[SHORT EXERCISE] Write out the listing below in full and exactly, leaving out every picture.

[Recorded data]
*****

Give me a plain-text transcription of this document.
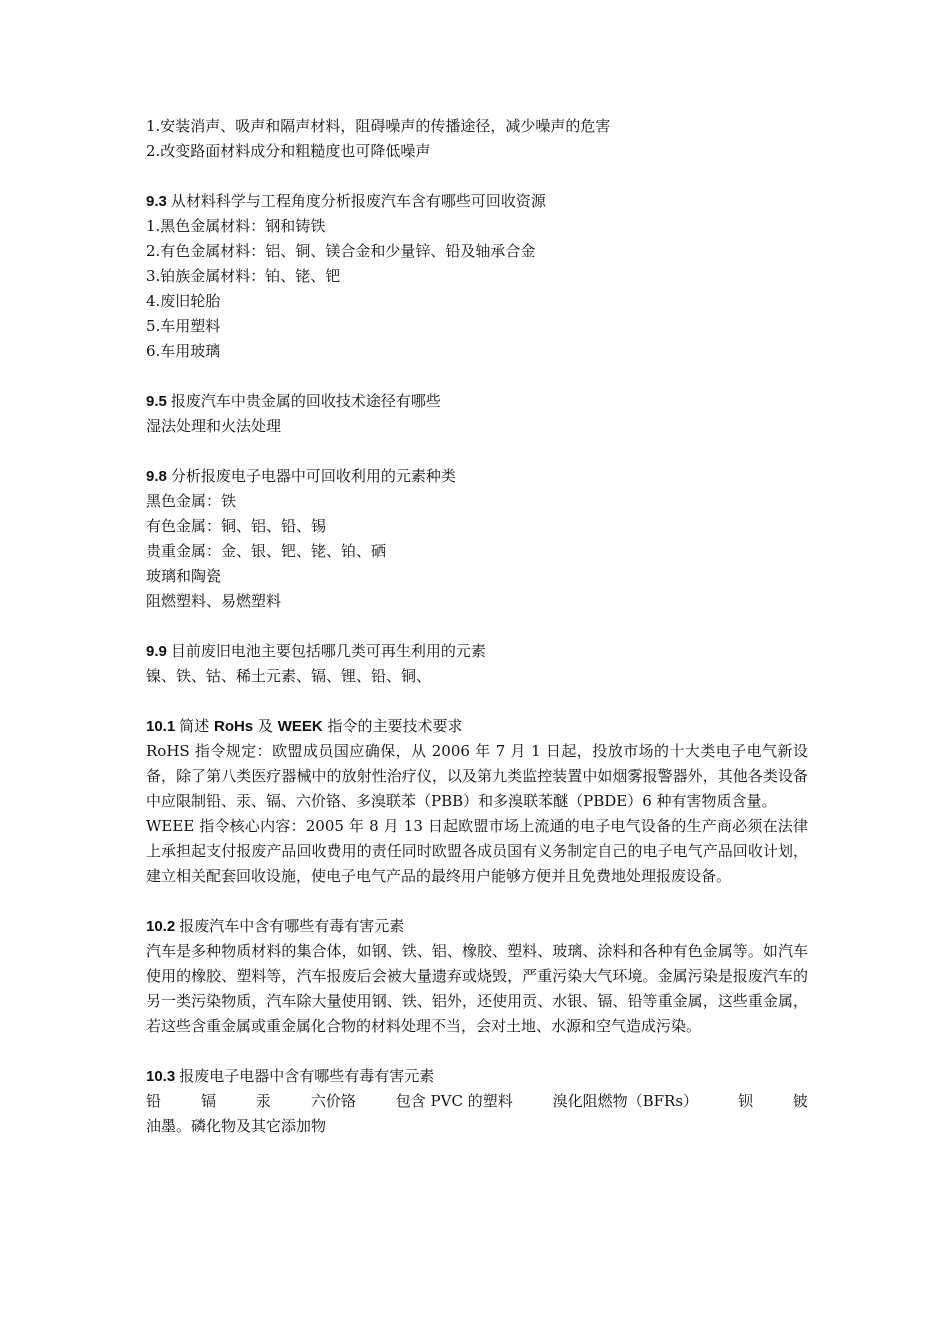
1.安装消声、吸声和隔声材料，阻碍噪声的传播途径，减少噪声的危害
2.改变路面材料成分和粗糙度也可降低噪声
9.3 从材料科学与工程角度分析报废汽车含有哪些可回收资源
1.黑色金属材料：钢和铸铁
2.有色金属材料：铝、铜、镁合金和少量锌、铅及轴承合金
3.铂族金属材料：铂、铑、钯
4.废旧轮胎
5.车用塑料
6.车用玻璃
9.5 报废汽车中贵金属的回收技术途径有哪些
湿法处理和火法处理
9.8 分析报废电子电器中可回收利用的元素种类
黑色金属：铁
有色金属：铜、铝、铅、锡
贵重金属：金、银、钯、铑、铂、硒
玻璃和陶瓷
阻燃塑料、易燃塑料
9.9 目前废旧电池主要包括哪几类可再生利用的元素
镍、铁、钴、稀土元素、镉、锂、铅、铜、
10.1 简述 RoHs 及 WEEK 指令的主要技术要求
RoHS 指令规定：欧盟成员国应确保，从 2006 年 7 月 1 日起，投放市场的十大类电子电气新设备，除了第八类医疗器械中的放射性治疗仪，以及第九类监控装置中如烟雾报警器外，其他各类设备中应限制铅、汞、镉、六价铬、多溴联苯（PBB）和多溴联苯醚（PBDE）6 种有害物质含量。
WEEE 指令核心内容：2005 年 8 月 13 日起欧盟市场上流通的电子电气设备的生产商必须在法律上承担起支付报废产品回收费用的责任同时欧盟各成员国有义务制定自己的电子电气产品回收计划，建立相关配套回收设施，使电子电气产品的最终用户能够方便并且免费地处理报废设备。
10.2 报废汽车中含有哪些有毒有害元素
汽车是多种物质材料的集合体，如钢、铁、铝、橡胶、塑料、玻璃、涂料和各种有色金属等。如汽车使用的橡胶、塑料等，汽车报废后会被大量遗弃或烧毁，严重污染大气环境。金属污染是报废汽车的另一类污染物质，汽车除大量使用钢、铁、铝外，还使用贡、水银、镉、铅等重金属，这些重金属，若这些含重金属或重金属化合物的材料处理不当，会对土地、水源和空气造成污染。
10.3 报废电子电器中含有哪些有毒有害元素
铅	镉	汞	六价铬	包含 PVC 的塑料	溴化阻燃物（BFRs）	钡	铍
油墨。磷化物及其它添加物
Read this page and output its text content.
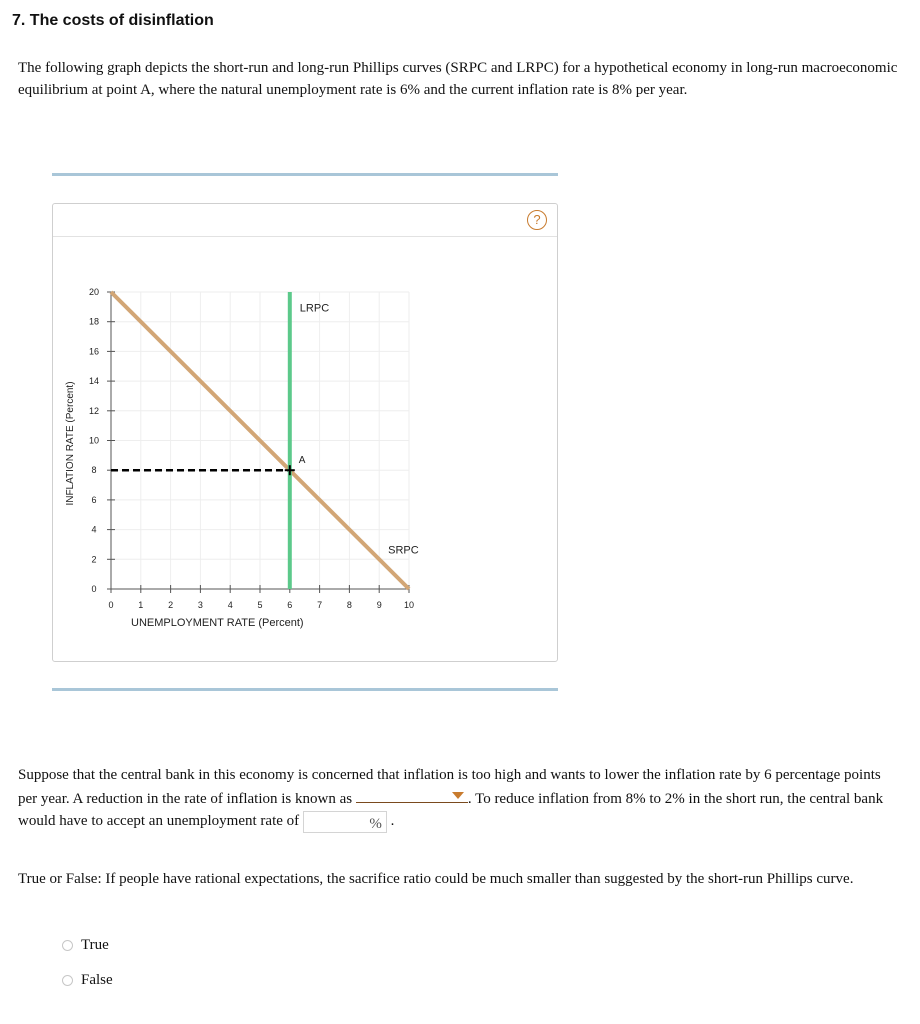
7. The costs of disinflation

The following graph depicts the short-run and long-run Phillips curves (SRPC and LRPC) for a hypothetical economy in long-run macroeconomic equilibrium at point A, where the natural unemployment rate is 6% and the current inflation rate is 8% per year.

?
0	1	2	3	4	5	6	7	8	9 10
0
2
4
6
8
10
12
14
16
18
20
UNEMPLOYMENT RATE (Percent)
INFLATION RATE (Percent)
LRPC
SRPC
A

Suppose that the central bank in this economy is concerned that inflation is too high and wants to lower the inflation rate by 6 percentage points per year. A reduction in the rate of inflation is known as	. To reduce inflation from 8% to 2% in the short run, the central bank would have to accept an unemployment rate of	% .

True or False: If people have rational expectations, the sacrifice ratio could be much smaller than suggested by the short-run Phillips curve.

True
False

*****

[RESPONSE TO THE EXERCISE]
Give me a plain-text transcription of this document.
1.安装消声、吸声和隔声材料，阻碍噪声的传播途径，减少噪声的危害
2.改变路面材料成分和粗糙度也可降低噪声
9.3 从材料科学与工程角度分析报废汽车含有哪些可回收资源
1.黑色金属材料：钢和铸铁
2.有色金属材料：铝、铜、镁合金和少量锌、铅及轴承合金
3.铂族金属材料：铂、铑、钯
4.废旧轮胎
5.车用塑料
6.车用玻璃
9.5 报废汽车中贵金属的回收技术途径有哪些
湿法处理和火法处理
9.8 分析报废电子电器中可回收利用的元素种类
黑色金属：铁
有色金属：铜、铝、铅、锡
贵重金属：金、银、钯、铑、铂、硒
玻璃和陶瓷
阻燃塑料、易燃塑料
9.9 目前废旧电池主要包括哪几类可再生利用的元素
镍、铁、钴、稀土元素、镉、锂、铅、铜、
10.1 简述 RoHs 及 WEEK 指令的主要技术要求
RoHS 指令规定：欧盟成员国应确保，从 2006 年 7 月 1 日起，投放市场的十大类电子电气新设备，除了第八类医疗器械中的放射性治疗仪，以及第九类监控装置中如烟雾报警器外，其他各类设备中应限制铅、汞、镉、六价铬、多溴联苯（PBB）和多溴联苯醚（PBDE）6 种有害物质含量。
WEEE 指令核心内容：2005 年 8 月 13 日起欧盟市场上流通的电子电气设备的生产商必须在法律上承担起支付报废产品回收费用的责任同时欧盟各成员国有义务制定自己的电子电气产品回收计划，建立相关配套回收设施，使电子电气产品的最终用户能够方便并且免费地处理报废设备。
10.2 报废汽车中含有哪些有毒有害元素
汽车是多种物质材料的集合体，如钢、铁、铝、橡胶、塑料、玻璃、涂料和各种有色金属等。如汽车使用的橡胶、塑料等，汽车报废后会被大量遗弃或烧毁，严重污染大气环境。金属污染是报废汽车的另一类污染物质，汽车除大量使用钢、铁、铝外，还使用贡、水银、镉、铅等重金属，这些重金属，若这些含重金属或重金属化合物的材料处理不当，会对土地、水源和空气造成污染。
10.3 报废电子电器中含有哪些有毒有害元素
铅	镉	汞	六价铬	包含 PVC 的塑料	溴化阻燃物（BFRs）	钡	铍
油墨。磷化物及其它添加物
Read this page and output its text content.
7. The costs of disinflation

The following graph depicts the short-run and long-run Phillips curves (SRPC and LRPC) for a hypothetical economy in long-run macroeconomic equilibrium at point A, where the natural unemployment rate is 6% and the current inflation rate is 8% per year.

?
0	1	2	3	4	5	6	7	8	9 10
0
2
4
6
8
10
12
14
16
18
20
UNEMPLOYMENT RATE (Percent)
INFLATION RATE (Percent)
LRPC
SRPC
A

Suppose that the central bank in this economy is concerned that inflation is too high and wants to lower the inflation rate by 6 percentage points per year. A reduction in the rate of inflation is known as	. To reduce inflation from 8% to 2% in the short run, the central bank would have to accept an unemployment rate of	% .

True or False: If people have rational expectations, the sacrifice ratio could be much smaller than suggested by the short-run Phillips curve.

True
False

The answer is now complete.